Transcribe the forum thread about a missed free tractor, everything from "## Live Oak" down to "okay, just kidding.".

**EXCERPTED TEXT**.
• • • • •
# Missed a FREE tractor



## bontai Joe (Sep 16, 2003)

There was a "FREE" John Deere lawn tractor in the local newspaper yesterday. I called when I got home from work and my wife had pointed it out to me. I was the 75th caller according to the guy and it was long gone. I hope I didn't miss a chance to get a 318 or 140H3 for free. He didn't know what the model number was, so I'll never know.


----------



## aegt5000 (Feb 22, 2004)

The early bird gets the worm (or in this case the deere)


----------



## Live Oak (Dec 22, 2003)

Sorry you missed out Joe. Better luck next time. I hate when that happens!


----------



## tisenberg (Sep 20, 2003)

I picked up a new tractor today, driving down the road and saw a sign on the side of a 318 that said "Free". It's almost new and runs like new... okay, just kidding.


----------



## jodyand (Sep 16, 2003)
• • • • •
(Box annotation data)
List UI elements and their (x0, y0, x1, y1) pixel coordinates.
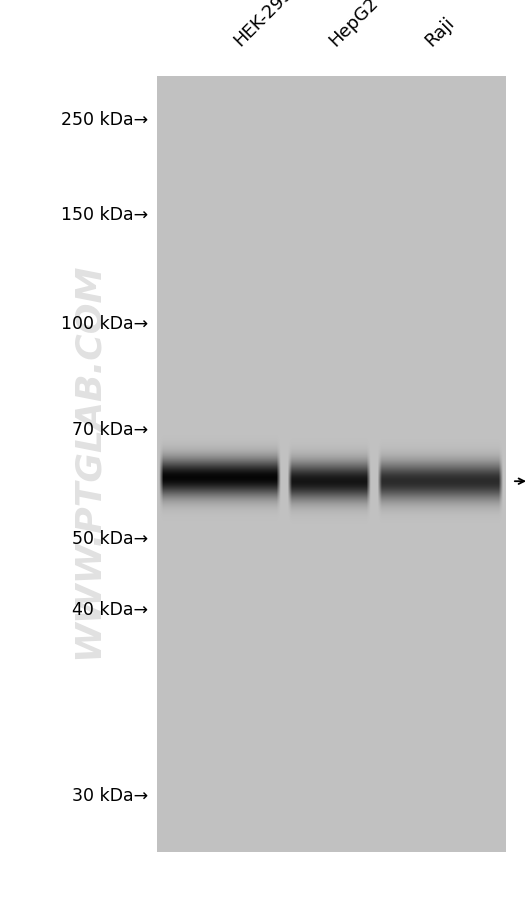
Text: 40 kDa→: 40 kDa→ (73, 600, 148, 618)
Text: 150 kDa→: 150 kDa→ (61, 206, 148, 224)
Text: 50 kDa→: 50 kDa→ (72, 529, 148, 548)
Text: 70 kDa→: 70 kDa→ (72, 420, 148, 438)
Text: 100 kDa→: 100 kDa→ (61, 315, 148, 333)
Text: 30 kDa→: 30 kDa→ (72, 787, 148, 805)
Text: HepG2: HepG2 (326, 0, 382, 50)
Text: HEK-293: HEK-293 (231, 0, 297, 50)
Text: WWW.PTGLAB.COM: WWW.PTGLAB.COM (70, 262, 104, 658)
Text: 250 kDa→: 250 kDa→ (61, 111, 148, 129)
Text: Raji: Raji (421, 14, 458, 50)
• • • • •
**SOLUTION FOR THIS TASK**.
## Live Oak (Dec 22, 2003)

Sorry you missed out Joe. Better luck next time. I hate when that happens!


----------



## tisenberg (Sep 20, 2003)

I picked up a new tractor today, driving down the road and saw a sign on the side of a 318 that said "Free". It's almost new and runs like new... okay, just kidding.